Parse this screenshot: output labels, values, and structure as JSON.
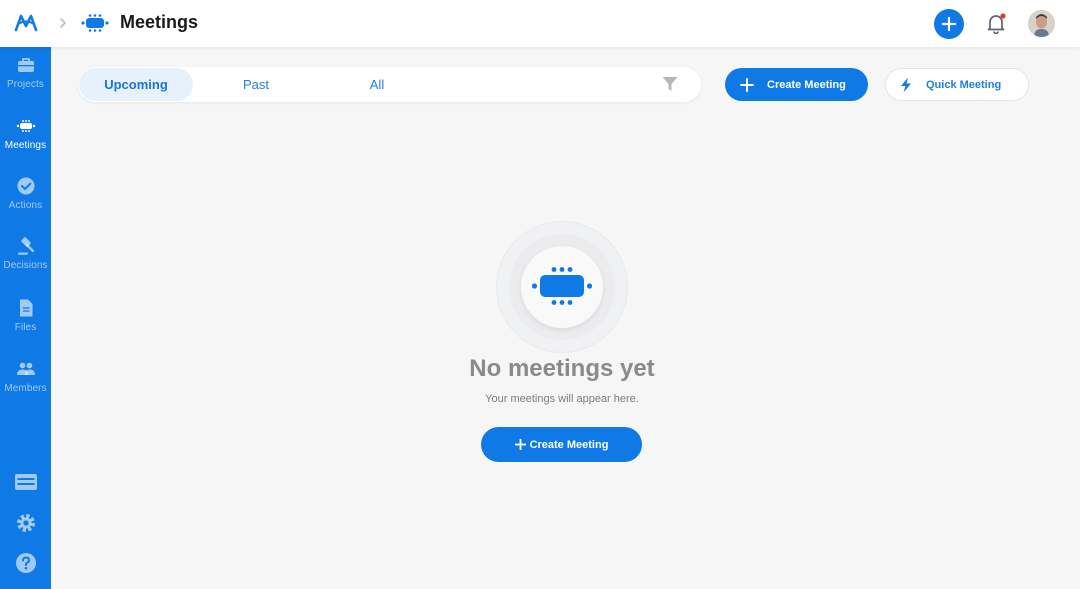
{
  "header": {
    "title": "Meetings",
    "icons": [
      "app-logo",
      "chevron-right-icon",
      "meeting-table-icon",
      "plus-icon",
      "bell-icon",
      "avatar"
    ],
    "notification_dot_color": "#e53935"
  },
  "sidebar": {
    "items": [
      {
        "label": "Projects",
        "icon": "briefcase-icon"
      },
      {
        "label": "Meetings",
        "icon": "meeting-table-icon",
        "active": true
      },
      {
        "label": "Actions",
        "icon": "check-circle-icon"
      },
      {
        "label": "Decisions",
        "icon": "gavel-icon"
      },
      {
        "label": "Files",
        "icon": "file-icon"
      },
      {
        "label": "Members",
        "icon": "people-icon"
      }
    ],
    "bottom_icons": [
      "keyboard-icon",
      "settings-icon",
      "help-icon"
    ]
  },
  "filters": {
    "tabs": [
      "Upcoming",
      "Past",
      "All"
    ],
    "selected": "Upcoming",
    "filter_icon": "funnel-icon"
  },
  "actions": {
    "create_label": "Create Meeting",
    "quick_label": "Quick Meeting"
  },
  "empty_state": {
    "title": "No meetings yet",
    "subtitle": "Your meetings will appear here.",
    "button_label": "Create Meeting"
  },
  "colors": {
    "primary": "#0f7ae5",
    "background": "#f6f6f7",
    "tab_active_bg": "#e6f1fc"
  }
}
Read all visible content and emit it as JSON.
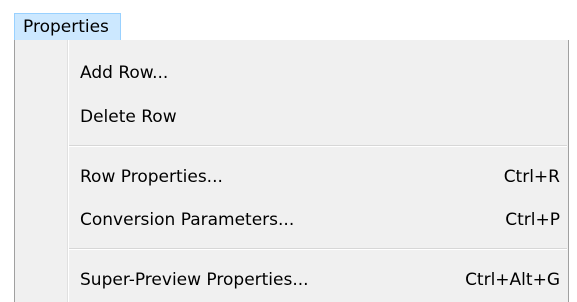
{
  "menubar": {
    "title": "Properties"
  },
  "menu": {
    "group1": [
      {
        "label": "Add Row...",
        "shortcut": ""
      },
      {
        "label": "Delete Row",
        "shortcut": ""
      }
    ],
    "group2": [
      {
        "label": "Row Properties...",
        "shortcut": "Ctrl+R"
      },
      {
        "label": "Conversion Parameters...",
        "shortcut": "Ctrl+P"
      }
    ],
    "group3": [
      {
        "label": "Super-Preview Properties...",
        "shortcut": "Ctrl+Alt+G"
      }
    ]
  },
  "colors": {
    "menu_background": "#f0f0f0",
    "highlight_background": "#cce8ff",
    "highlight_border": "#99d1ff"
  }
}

### Aim of the task
Find the line that contains "Read all visible content and emit it as JSON.", then write out that line and every line after it through the end of the records, exactly. Leave the pictures out.

### Written answer
Read all visible content and emit it as JSON.
{
  "menubar": {
    "title": "Properties"
  },
  "menu": {
    "group1": [
      {
        "label": "Add Row...",
        "shortcut": ""
      },
      {
        "label": "Delete Row",
        "shortcut": ""
      }
    ],
    "group2": [
      {
        "label": "Row Properties...",
        "shortcut": "Ctrl+R"
      },
      {
        "label": "Conversion Parameters...",
        "shortcut": "Ctrl+P"
      }
    ],
    "group3": [
      {
        "label": "Super-Preview Properties...",
        "shortcut": "Ctrl+Alt+G"
      }
    ]
  },
  "colors": {
    "menu_background": "#f0f0f0",
    "highlight_background": "#cce8ff",
    "highlight_border": "#99d1ff"
  }
}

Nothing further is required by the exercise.